**Testo da leggere**
↓

Nell’ambito delle quotidiane operazioni finalizzate al soccorso in mare dei migranti ed al contrasto dello sfruttamento dell’immigrazione clandestina che la Guardia di Finanza svolge nel canale di Sicilia, domenica 3 maggio, i militari in forza alla Brigata di Lampedusa, unitamente all’equipaggio del Pattugliatore veloce PV7 “Paolini”, hanno tratto in arresto, in flagranza di reato, 3 “scafisti” tunisini.
Si tratta di Sami El Akkar, 28 anni, Mohammed Salem, 21 anni e Tamel Hosni, 26 anni. Il primo, in particolare, era stato notato mentre tentava di scambiare il proprio posto sull’imbarcazione con un altro migrante.
I tre sono stati condotti presso gli uffici della Brigata di Lampedusa dove i Finanzieri hanno analizzato il GPS sequestrato a bordo dell’imbarcazione attraverso il quale è stato possibile ricostruire l’intero itinerario percorso (di circa 200 km) che, dalle coste della Tunisia, ha portato i 43 migranti ed i loro “scafisti” fino all’isola di Lampedusa.
I tre sono stati posti in stato di fermo e tradotti presso la casa circondariale di Agrigento a disposizione dell’Autorità Giudiziaria.

↑

**Dati disponibili**
↓

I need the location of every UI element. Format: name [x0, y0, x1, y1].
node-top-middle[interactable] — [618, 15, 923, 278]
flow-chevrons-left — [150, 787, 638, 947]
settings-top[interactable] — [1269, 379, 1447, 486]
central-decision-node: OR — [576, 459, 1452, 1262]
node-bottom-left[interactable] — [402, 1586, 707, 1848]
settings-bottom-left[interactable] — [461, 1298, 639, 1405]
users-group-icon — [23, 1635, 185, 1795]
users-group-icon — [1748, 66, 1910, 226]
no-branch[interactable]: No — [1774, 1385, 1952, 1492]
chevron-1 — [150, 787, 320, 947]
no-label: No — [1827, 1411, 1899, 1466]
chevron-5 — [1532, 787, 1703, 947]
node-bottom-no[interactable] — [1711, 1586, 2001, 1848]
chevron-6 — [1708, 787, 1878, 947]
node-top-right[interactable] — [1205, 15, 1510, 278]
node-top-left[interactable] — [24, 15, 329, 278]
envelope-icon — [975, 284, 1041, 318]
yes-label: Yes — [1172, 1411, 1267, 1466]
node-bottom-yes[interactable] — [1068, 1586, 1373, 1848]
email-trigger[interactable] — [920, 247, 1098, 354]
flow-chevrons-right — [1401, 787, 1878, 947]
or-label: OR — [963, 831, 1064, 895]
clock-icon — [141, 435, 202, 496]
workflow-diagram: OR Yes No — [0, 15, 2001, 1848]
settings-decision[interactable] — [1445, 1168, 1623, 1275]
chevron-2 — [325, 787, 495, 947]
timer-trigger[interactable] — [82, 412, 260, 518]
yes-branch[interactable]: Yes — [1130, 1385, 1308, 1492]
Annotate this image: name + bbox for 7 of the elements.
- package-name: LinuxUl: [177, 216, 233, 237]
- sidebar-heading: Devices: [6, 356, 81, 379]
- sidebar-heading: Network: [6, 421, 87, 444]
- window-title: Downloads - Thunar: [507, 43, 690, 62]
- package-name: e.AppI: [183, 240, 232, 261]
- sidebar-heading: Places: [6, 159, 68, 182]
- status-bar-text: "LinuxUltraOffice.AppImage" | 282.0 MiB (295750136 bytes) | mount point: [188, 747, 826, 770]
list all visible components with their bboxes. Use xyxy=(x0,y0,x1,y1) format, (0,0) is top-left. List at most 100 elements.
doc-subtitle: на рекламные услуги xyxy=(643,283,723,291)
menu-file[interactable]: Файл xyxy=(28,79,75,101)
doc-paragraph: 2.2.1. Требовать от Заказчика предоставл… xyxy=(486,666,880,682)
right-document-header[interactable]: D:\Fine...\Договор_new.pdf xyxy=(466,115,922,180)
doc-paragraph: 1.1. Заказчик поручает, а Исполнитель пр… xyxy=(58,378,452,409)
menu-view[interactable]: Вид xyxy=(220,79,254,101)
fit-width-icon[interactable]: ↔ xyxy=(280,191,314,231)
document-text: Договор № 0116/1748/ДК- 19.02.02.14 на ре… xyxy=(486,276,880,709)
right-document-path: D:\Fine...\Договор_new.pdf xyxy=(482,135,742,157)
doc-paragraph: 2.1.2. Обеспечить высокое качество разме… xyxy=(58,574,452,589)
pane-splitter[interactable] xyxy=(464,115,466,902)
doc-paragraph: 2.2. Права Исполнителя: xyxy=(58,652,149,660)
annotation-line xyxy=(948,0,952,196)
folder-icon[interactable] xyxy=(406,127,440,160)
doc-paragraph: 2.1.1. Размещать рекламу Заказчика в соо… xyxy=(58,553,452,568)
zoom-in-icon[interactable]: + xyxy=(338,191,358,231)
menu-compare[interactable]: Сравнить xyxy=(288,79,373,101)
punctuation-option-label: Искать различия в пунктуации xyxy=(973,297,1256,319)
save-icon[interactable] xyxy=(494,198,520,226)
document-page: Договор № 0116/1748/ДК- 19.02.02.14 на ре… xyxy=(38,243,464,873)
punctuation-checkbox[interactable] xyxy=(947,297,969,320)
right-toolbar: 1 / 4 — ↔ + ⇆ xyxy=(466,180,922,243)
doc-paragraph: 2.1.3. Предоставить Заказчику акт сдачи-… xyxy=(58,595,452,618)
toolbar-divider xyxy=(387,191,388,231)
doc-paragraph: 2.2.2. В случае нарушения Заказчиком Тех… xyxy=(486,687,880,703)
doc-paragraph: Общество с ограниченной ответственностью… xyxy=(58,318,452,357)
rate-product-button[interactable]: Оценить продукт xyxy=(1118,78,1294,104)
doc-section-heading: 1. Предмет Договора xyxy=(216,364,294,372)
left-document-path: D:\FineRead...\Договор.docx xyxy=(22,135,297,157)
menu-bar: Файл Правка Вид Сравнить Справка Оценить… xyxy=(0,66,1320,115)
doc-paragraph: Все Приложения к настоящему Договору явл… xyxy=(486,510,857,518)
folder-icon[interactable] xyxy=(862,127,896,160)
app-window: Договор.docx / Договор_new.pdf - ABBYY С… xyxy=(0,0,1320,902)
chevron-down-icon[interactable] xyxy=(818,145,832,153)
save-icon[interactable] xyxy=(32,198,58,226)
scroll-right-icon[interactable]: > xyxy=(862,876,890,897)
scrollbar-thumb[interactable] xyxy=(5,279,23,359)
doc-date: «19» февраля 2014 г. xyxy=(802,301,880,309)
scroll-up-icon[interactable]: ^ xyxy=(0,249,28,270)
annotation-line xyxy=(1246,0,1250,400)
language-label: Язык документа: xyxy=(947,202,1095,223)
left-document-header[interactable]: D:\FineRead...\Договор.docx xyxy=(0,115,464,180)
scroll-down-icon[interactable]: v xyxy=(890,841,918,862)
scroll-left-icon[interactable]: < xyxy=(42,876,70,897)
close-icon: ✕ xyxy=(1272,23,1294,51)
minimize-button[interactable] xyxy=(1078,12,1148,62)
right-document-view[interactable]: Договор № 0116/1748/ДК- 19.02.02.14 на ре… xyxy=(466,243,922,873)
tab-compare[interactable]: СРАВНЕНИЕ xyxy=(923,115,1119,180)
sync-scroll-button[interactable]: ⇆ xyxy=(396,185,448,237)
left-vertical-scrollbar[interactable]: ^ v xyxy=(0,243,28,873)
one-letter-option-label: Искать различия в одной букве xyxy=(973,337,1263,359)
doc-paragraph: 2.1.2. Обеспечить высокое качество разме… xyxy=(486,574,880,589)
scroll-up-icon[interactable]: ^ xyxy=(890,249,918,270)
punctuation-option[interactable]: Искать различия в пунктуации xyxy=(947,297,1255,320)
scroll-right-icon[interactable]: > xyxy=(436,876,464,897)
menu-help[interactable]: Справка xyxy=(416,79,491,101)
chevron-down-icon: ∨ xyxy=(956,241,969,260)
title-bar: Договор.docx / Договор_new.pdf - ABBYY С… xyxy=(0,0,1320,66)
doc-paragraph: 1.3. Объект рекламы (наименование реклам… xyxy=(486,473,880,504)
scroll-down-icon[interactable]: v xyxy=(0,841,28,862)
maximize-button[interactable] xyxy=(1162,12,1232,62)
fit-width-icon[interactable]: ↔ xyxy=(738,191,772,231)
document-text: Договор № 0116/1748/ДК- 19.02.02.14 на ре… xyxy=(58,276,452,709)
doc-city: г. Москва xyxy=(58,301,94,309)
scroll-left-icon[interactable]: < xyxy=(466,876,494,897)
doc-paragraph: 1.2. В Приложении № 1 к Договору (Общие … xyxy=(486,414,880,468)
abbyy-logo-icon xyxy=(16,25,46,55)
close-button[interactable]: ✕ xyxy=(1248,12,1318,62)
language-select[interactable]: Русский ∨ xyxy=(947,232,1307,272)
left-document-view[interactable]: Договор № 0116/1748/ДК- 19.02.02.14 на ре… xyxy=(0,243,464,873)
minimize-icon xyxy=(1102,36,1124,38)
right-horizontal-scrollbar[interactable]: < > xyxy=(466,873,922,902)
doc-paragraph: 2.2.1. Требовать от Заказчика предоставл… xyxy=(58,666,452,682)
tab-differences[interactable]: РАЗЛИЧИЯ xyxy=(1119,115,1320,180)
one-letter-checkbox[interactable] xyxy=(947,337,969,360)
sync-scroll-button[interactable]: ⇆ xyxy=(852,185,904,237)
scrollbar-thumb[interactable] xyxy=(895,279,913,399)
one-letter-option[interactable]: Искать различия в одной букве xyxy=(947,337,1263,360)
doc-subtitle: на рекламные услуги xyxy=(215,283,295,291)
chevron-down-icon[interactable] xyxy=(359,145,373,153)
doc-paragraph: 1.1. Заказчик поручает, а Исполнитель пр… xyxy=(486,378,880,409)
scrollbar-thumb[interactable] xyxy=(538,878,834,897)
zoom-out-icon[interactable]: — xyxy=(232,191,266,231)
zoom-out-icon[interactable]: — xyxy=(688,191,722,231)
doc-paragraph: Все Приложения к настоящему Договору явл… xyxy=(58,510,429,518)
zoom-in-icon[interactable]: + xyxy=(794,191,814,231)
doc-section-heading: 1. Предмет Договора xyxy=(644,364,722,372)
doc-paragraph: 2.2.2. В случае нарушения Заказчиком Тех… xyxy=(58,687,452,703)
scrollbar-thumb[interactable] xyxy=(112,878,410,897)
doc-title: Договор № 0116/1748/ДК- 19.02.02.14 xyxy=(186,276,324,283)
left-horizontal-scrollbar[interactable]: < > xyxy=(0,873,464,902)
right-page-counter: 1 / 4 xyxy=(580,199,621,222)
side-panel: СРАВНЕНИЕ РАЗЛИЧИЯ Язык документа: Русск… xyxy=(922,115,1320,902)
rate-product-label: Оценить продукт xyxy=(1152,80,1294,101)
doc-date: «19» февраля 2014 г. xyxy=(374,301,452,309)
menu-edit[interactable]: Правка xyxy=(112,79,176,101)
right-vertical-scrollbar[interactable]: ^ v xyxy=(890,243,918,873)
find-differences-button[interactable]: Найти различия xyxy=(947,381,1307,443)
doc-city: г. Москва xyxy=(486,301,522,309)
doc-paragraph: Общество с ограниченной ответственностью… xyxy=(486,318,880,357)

↑

**Compito**
Ripeti parola per parola, dal testo sull'arresto a Lampedusa, il tratto che va da "I tre sono stati condotti" fino a "all’isola di Lampedusa.". Il materiale non ha alcun ruolo in questo lavoro.

**Risposta**
I tre sono stati condotti presso gli uffici della Brigata di Lampedusa dove i Finanzieri hanno analizzato il GPS sequestrato a bordo dell’imbarcazione attraverso il quale è stato possibile ricostruire l’intero itinerario percorso (di circa 200 km) che, dalle coste della Tunisia, ha portato i 43 migranti ed i loro “scafisti” fino all’isola di Lampedusa.